DIRECTIONS
Copy the part of the rows that opens with the line containing "- tab-label: Value: [630, 110, 664, 125]" and closes with the line containing "- tab-score-denominator: /5: [823, 131, 834, 145]", keeping every line as it is, both ends included.
──────── THE INPUT ────────
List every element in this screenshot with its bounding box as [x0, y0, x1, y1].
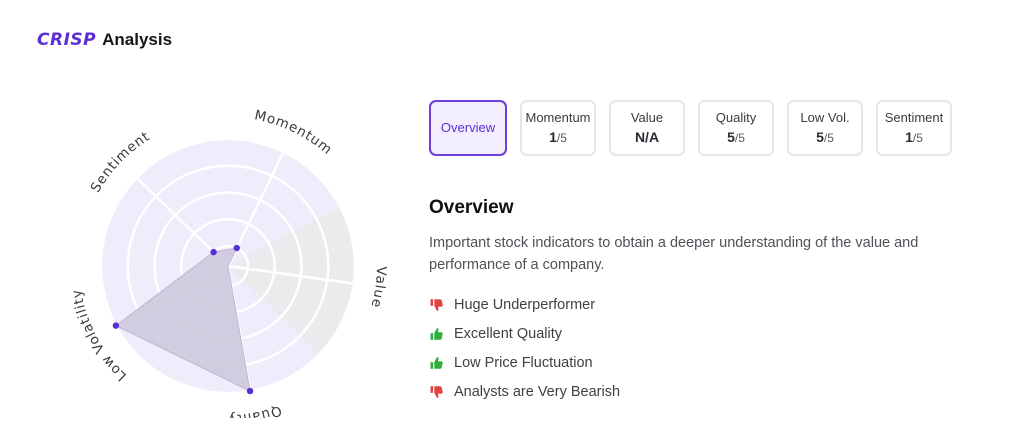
- tab-label: Value: [630, 110, 664, 125]
- tab-quality[interactable]: Quality 5/5: [698, 100, 774, 156]
- thumbs-down-icon: [429, 385, 443, 399]
- tab-label: Momentum: [525, 110, 591, 125]
- radar-score-point: [210, 248, 217, 256]
- tab-score: 5/5: [816, 129, 834, 146]
- header-title: Analysis: [102, 30, 173, 49]
- radar-score-point: [246, 387, 254, 395]
- radar-axis-label: Quality: [227, 402, 284, 418]
- overview-indicator-text: Low Price Fluctuation: [454, 354, 593, 371]
- overview-indicator-text: Analysts are Very Bearish: [454, 383, 621, 400]
- radar-axis-label: Value: [367, 266, 389, 310]
- radar-score-point: [233, 244, 240, 252]
- tab-score: N/A: [635, 129, 659, 146]
- tab-low-vol[interactable]: Low Vol. 5/5: [787, 100, 863, 156]
- overview-indicator-item: Analysts are Very Bearish: [429, 377, 620, 406]
- tab-score-denominator: /5: [823, 131, 834, 145]
- overview-title: Overview: [429, 197, 514, 218]
- radar-ring: [99, 137, 357, 395]
- radar-divider: [227, 264, 354, 285]
- header: CRISP Analysis: [37, 29, 172, 51]
- score-tabs: Overview Momentum 1/5 Value N/A Quality 5/5 Low…: [429, 100, 952, 156]
- tab-score: 1/5: [905, 129, 923, 146]
- radar-chart-svg: MomentumValueQualityLow VolatilitySentim…: [69, 107, 389, 418]
- tab-label: Sentiment: [884, 110, 944, 125]
- tab-score-value: 5: [727, 129, 735, 145]
- thumbs-down-icon: [429, 298, 443, 312]
- tab-label: Low Vol.: [800, 110, 850, 125]
- tab-label: Quality: [715, 110, 757, 125]
- overview-indicator-text: Huge Underperformer: [454, 296, 596, 313]
- overview-indicator-item: Low Price Fluctuation: [429, 348, 620, 377]
- overview-indicator-item: Huge Underperformer: [429, 290, 620, 319]
- thumbs-up-icon: [429, 327, 443, 341]
- overview-description: Important stock indicators to obtain a d…: [429, 235, 919, 273]
- tab-momentum[interactable]: Momentum 1/5: [520, 100, 596, 156]
- thumbs-up-icon: [429, 356, 443, 370]
- tab-score-denominator: /5: [556, 131, 567, 145]
- tab-label: Overview: [440, 120, 496, 135]
- tab-score-denominator: /5: [912, 131, 923, 145]
- tab-sentiment[interactable]: Sentiment 1/5: [876, 100, 952, 156]
- radar-score-point: [112, 322, 120, 329]
- tab-value[interactable]: Value N/A: [609, 100, 685, 156]
- overview-indicator-text: Excellent Quality: [454, 325, 562, 342]
- overview-indicator-list: Huge Underperformer Excellent Quality Low …: [429, 290, 620, 406]
- tab-score: 5/5: [727, 129, 745, 146]
- tab-score-value: 1: [549, 129, 557, 145]
- radar-chart: MomentumValueQualityLow VolatilitySentim…: [60, 88, 400, 418]
- tab-overview[interactable]: Overview: [429, 100, 507, 156]
- radar-score-polygon: [114, 247, 251, 392]
- overview-indicator-item: Excellent Quality: [429, 319, 620, 348]
- tab-score-denominator: /5: [734, 131, 745, 145]
- tab-score: 1/5: [549, 129, 567, 146]
- tab-score-value: N/A: [634, 129, 660, 145]
- tab-score-value: 5: [816, 129, 824, 145]
- crisp-logo[interactable]: CRISP: [37, 30, 97, 50]
- radar-inactive-sector: [228, 206, 355, 355]
- tab-score-value: 1: [905, 129, 913, 145]
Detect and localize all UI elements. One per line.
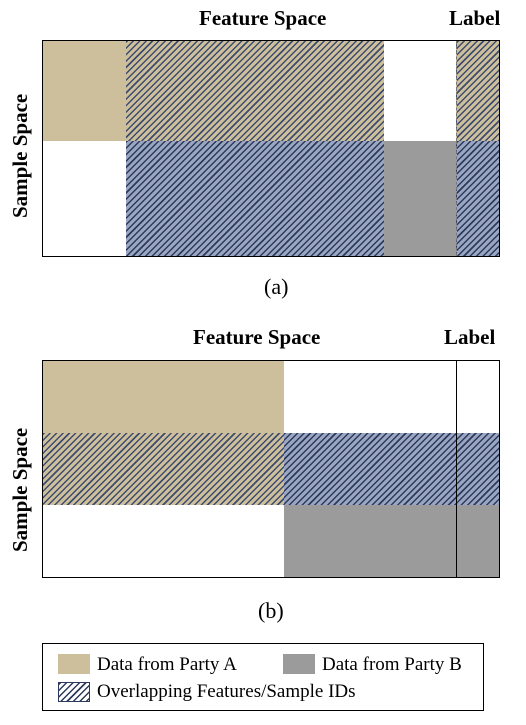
- label-heading-b: Label: [444, 325, 496, 349]
- party-a-overlap-block: [43, 433, 284, 505]
- party-b-overlap-block: [126, 141, 384, 256]
- party-b-swatch: [283, 654, 315, 674]
- party-a-swatch: [58, 654, 90, 674]
- diagram-b-frame: [42, 360, 500, 578]
- feature-space-label-a: Feature Space: [199, 6, 327, 30]
- caption-a: (a): [264, 274, 289, 299]
- label-heading-a: Label: [449, 6, 501, 30]
- feature-space-label-b: Feature Space: [193, 325, 321, 349]
- sample-space-label-a: Sample Space: [8, 93, 32, 218]
- label-party-b-block: [456, 141, 499, 256]
- party-b-overlap-block: [284, 433, 499, 505]
- caption-b: (b): [258, 598, 284, 623]
- overlap-swatch: [58, 682, 90, 702]
- legend: Data from Party A Data from Party B Over…: [42, 643, 484, 711]
- legend-overlap-label: Overlapping Features/Sample IDs: [97, 681, 356, 702]
- sample-space-label-b: Sample Space: [8, 427, 32, 552]
- party-a-overlap-block: [126, 41, 384, 141]
- legend-party-b-label: Data from Party B: [322, 654, 462, 675]
- party-b-only-block: [284, 505, 499, 577]
- party-a-only-block: [43, 41, 126, 141]
- party-a-only-block: [43, 361, 284, 433]
- party-b-only-block: [384, 141, 456, 256]
- diagram-a-frame: [42, 40, 500, 257]
- legend-party-a-label: Data from Party A: [97, 654, 237, 675]
- label-party-a-block: [456, 41, 499, 141]
- label-column-divider: [456, 361, 457, 577]
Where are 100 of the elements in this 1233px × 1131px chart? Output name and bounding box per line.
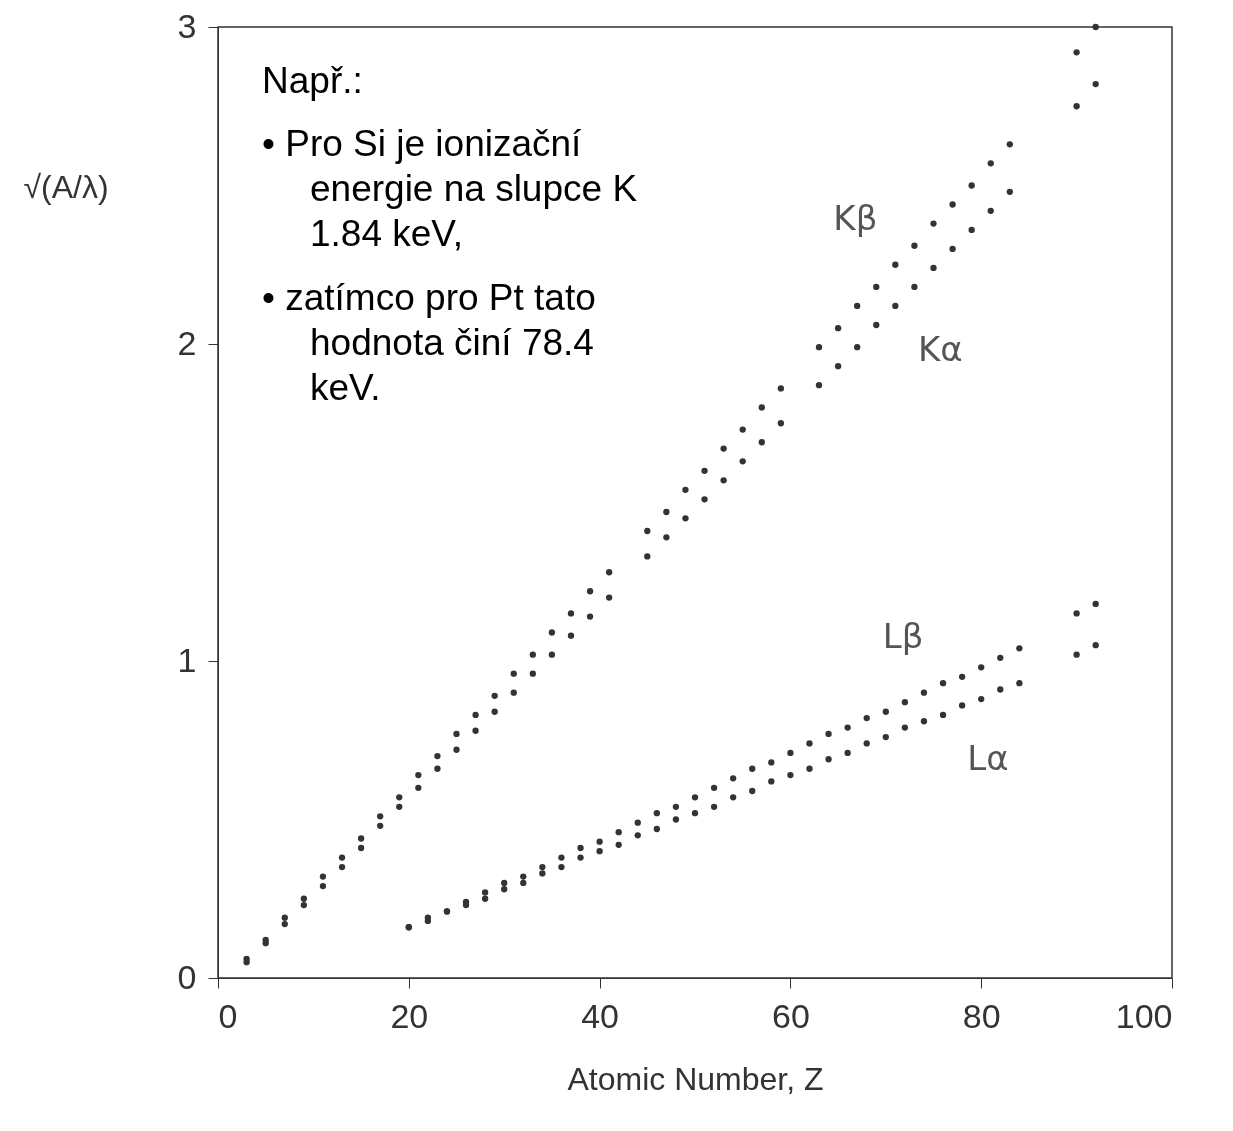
point: [882, 708, 889, 715]
y-tick-label: 1: [177, 640, 197, 679]
point: [415, 771, 422, 779]
point: [1073, 103, 1080, 110]
x-tick-label: 0: [218, 996, 238, 1035]
x-axis-title: Atomic Number, Z: [567, 1060, 824, 1097]
annotation: • Pro Si je ionizační energie na slupce K 1.84 keV,: [262, 122, 639, 257]
point: [567, 610, 575, 617]
point: [920, 718, 928, 725]
point: [434, 752, 441, 760]
point: [691, 810, 699, 817]
x-tick-label: 40: [581, 996, 620, 1035]
point: [1006, 141, 1013, 148]
point: [777, 385, 785, 392]
point: [682, 515, 689, 522]
point: [997, 686, 1004, 693]
point: [663, 534, 670, 541]
point: [854, 344, 861, 351]
point: [491, 692, 498, 700]
point: [1092, 23, 1099, 31]
x-tick-label: 60: [771, 996, 810, 1035]
point: [834, 324, 842, 332]
point: [787, 749, 794, 757]
point: [615, 841, 622, 849]
point: [1092, 600, 1099, 608]
point: [901, 699, 909, 706]
point: [730, 794, 737, 801]
point: [739, 426, 746, 433]
point: [749, 787, 756, 795]
point: [911, 242, 918, 249]
point: [605, 569, 613, 576]
point: [720, 477, 727, 484]
point: [958, 702, 966, 709]
point: [997, 654, 1004, 661]
point: [396, 794, 403, 801]
point: [510, 689, 517, 696]
point: [863, 740, 870, 747]
point: [281, 920, 288, 928]
point: [653, 810, 660, 817]
point: [901, 724, 909, 731]
point: [1006, 188, 1013, 195]
point: [567, 632, 575, 639]
point: [777, 420, 785, 427]
point: [596, 848, 603, 855]
point: [892, 302, 899, 310]
point: [806, 765, 813, 772]
point: [920, 689, 928, 696]
point: [605, 594, 613, 601]
y-tick-label: 2: [177, 323, 197, 362]
point: [672, 803, 680, 810]
point: [644, 553, 651, 560]
point: [844, 749, 851, 757]
point: [892, 261, 899, 268]
point: [520, 873, 527, 880]
point: [558, 854, 565, 861]
point: [634, 832, 641, 839]
point: [577, 854, 584, 861]
series-label: Kβ: [833, 197, 878, 238]
point: [586, 588, 594, 595]
point: [758, 404, 765, 411]
point: [787, 771, 794, 779]
point: [1016, 645, 1023, 652]
point: [949, 245, 956, 253]
annotation: Např.:: [262, 59, 364, 103]
point: [377, 813, 384, 820]
point: [357, 844, 365, 852]
x-tick-label: 80: [962, 996, 1001, 1035]
point: [768, 759, 775, 766]
point: [539, 863, 546, 871]
annotation: • zatímco pro Pt tato hodnota činí 78.4 keV.: [262, 275, 597, 410]
point: [481, 889, 489, 896]
point: [873, 321, 880, 329]
point: [930, 220, 937, 227]
point: [300, 901, 308, 909]
point: [377, 822, 384, 829]
point: [596, 838, 603, 845]
point: [672, 816, 680, 823]
point: [338, 863, 346, 871]
point: [529, 651, 536, 658]
point: [815, 344, 823, 351]
point: [882, 733, 889, 741]
point: [701, 467, 708, 474]
series-label: Lβ: [882, 616, 924, 657]
point: [357, 835, 365, 842]
point: [720, 445, 727, 452]
point: [911, 283, 918, 291]
point: [539, 870, 546, 877]
point: [815, 382, 823, 389]
point: [548, 651, 556, 658]
point: [491, 708, 498, 715]
point: [854, 302, 861, 310]
point: [749, 765, 756, 772]
point: [710, 803, 718, 810]
point: [453, 746, 460, 753]
point: [1092, 80, 1099, 88]
point: [300, 895, 308, 902]
point: [663, 508, 670, 516]
point: [577, 844, 584, 852]
point: [396, 803, 403, 810]
point: [653, 825, 660, 833]
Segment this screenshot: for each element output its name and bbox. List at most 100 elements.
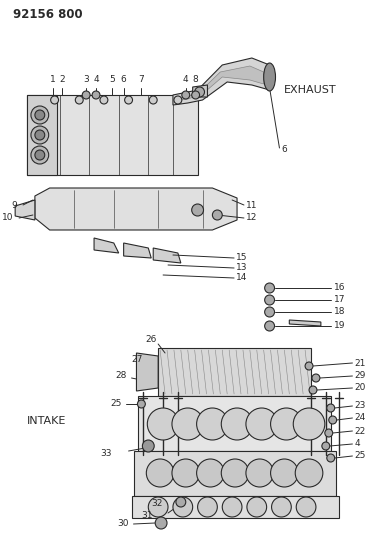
Polygon shape (134, 451, 336, 496)
Text: INTAKE: INTAKE (27, 416, 66, 426)
Circle shape (270, 408, 302, 440)
Text: 25: 25 (110, 400, 122, 408)
Circle shape (146, 459, 174, 487)
Circle shape (265, 307, 275, 317)
Circle shape (327, 454, 335, 462)
Circle shape (270, 459, 298, 487)
Circle shape (246, 408, 277, 440)
Polygon shape (138, 396, 331, 451)
Circle shape (35, 110, 45, 120)
Circle shape (124, 96, 133, 104)
Circle shape (182, 91, 190, 99)
Polygon shape (94, 238, 119, 253)
Text: 4: 4 (93, 75, 99, 84)
Text: 15: 15 (236, 254, 247, 262)
Text: 92156 800: 92156 800 (13, 7, 83, 20)
Circle shape (295, 459, 323, 487)
Text: 24: 24 (354, 414, 366, 423)
Circle shape (31, 146, 49, 164)
Text: 19: 19 (334, 321, 345, 330)
Circle shape (172, 408, 203, 440)
Circle shape (222, 497, 242, 517)
Circle shape (265, 295, 275, 305)
Circle shape (35, 130, 45, 140)
Circle shape (100, 96, 108, 104)
Text: 30: 30 (117, 520, 129, 529)
Text: 13: 13 (236, 263, 247, 272)
Circle shape (246, 459, 273, 487)
Polygon shape (27, 95, 198, 175)
Text: 26: 26 (145, 335, 157, 344)
Circle shape (173, 497, 193, 517)
Circle shape (221, 459, 249, 487)
Text: 14: 14 (236, 273, 247, 282)
Text: 12: 12 (246, 214, 257, 222)
Circle shape (247, 497, 267, 517)
Circle shape (192, 91, 200, 99)
Text: 28: 28 (116, 372, 127, 381)
Text: 20: 20 (354, 384, 366, 392)
Circle shape (305, 362, 313, 370)
Circle shape (31, 126, 49, 144)
Text: 25: 25 (354, 451, 366, 461)
Text: 17: 17 (334, 295, 345, 304)
Circle shape (142, 440, 154, 452)
Circle shape (312, 374, 320, 382)
Circle shape (82, 91, 90, 99)
Circle shape (213, 210, 222, 220)
Text: 33: 33 (100, 448, 112, 457)
Circle shape (265, 283, 275, 293)
Circle shape (172, 459, 200, 487)
Text: 32: 32 (152, 499, 163, 508)
Text: 3: 3 (83, 75, 89, 84)
Circle shape (327, 404, 335, 412)
Circle shape (198, 497, 217, 517)
Polygon shape (173, 58, 270, 105)
Polygon shape (153, 248, 181, 263)
Polygon shape (136, 353, 158, 391)
Circle shape (329, 416, 337, 424)
Circle shape (31, 106, 49, 124)
Text: 6: 6 (282, 146, 287, 155)
Circle shape (149, 96, 157, 104)
Text: EXHAUST: EXHAUST (283, 85, 336, 95)
Circle shape (265, 321, 275, 331)
Polygon shape (193, 85, 208, 97)
Polygon shape (158, 348, 311, 396)
Circle shape (196, 408, 228, 440)
Text: 21: 21 (354, 359, 366, 367)
Text: 31: 31 (142, 511, 153, 520)
Polygon shape (131, 496, 339, 518)
Circle shape (325, 429, 333, 437)
Circle shape (322, 442, 330, 450)
Circle shape (148, 497, 168, 517)
Text: 2: 2 (60, 75, 65, 84)
Text: 16: 16 (334, 284, 345, 293)
Circle shape (176, 497, 186, 507)
Circle shape (75, 96, 83, 104)
Text: 4: 4 (183, 75, 188, 84)
Polygon shape (289, 320, 321, 326)
Circle shape (196, 459, 224, 487)
Text: 5: 5 (109, 75, 115, 84)
Circle shape (272, 497, 291, 517)
Text: 22: 22 (354, 426, 366, 435)
Text: 27: 27 (131, 356, 143, 365)
Text: 4: 4 (354, 440, 360, 448)
Circle shape (137, 400, 145, 408)
Circle shape (174, 96, 182, 104)
Text: 7: 7 (139, 75, 144, 84)
Text: 9: 9 (11, 200, 17, 209)
Text: 11: 11 (246, 200, 257, 209)
Polygon shape (15, 200, 35, 220)
Circle shape (195, 87, 205, 97)
Text: 23: 23 (354, 401, 366, 410)
Ellipse shape (264, 63, 275, 91)
Circle shape (296, 497, 316, 517)
Circle shape (51, 96, 59, 104)
Circle shape (221, 408, 253, 440)
Circle shape (147, 408, 179, 440)
Circle shape (155, 517, 167, 529)
Text: 8: 8 (193, 75, 198, 84)
Text: 10: 10 (2, 214, 13, 222)
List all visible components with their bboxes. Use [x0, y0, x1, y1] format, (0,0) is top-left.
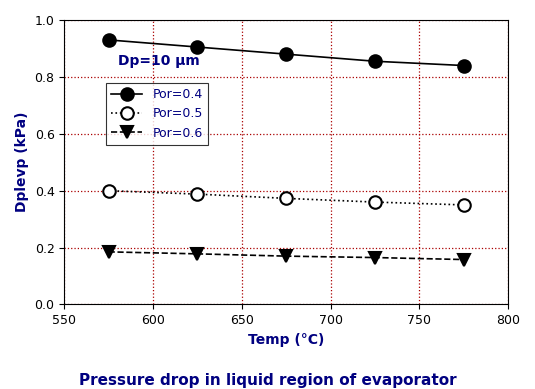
────────
SOLUTION FOR THIS EXERCISE
- tab-label: Value: [630, 110, 664, 125]
- tab-quality[interactable]: Quality 5/5: [698, 100, 774, 156]
- thumbs-down-icon: [429, 385, 443, 399]
- tab-label: Momentum: [525, 110, 591, 125]
- radar-score-point: [210, 248, 217, 256]
- tab-score: 5/5: [816, 129, 834, 146]
- header-title: Analysis: [102, 30, 173, 49]
- radar-score-point: [246, 387, 254, 395]
- radar-axis-label: Quality: [227, 402, 284, 418]
- overview-indicator-text: Low Price Fluctuation: [454, 354, 593, 371]
- overview-indicator-text: Analysts are Very Bearish: [454, 383, 621, 400]
- radar-axis-label: Value: [367, 266, 389, 310]
- radar-score-point: [233, 244, 240, 252]
- tab-score: N/A: [635, 129, 659, 146]
- tab-low-vol[interactable]: Low Vol. 5/5: [787, 100, 863, 156]
- overview-indicator-item: Analysts are Very Bearish: [429, 377, 620, 406]
- tab-score-denominator: /5: [823, 131, 834, 145]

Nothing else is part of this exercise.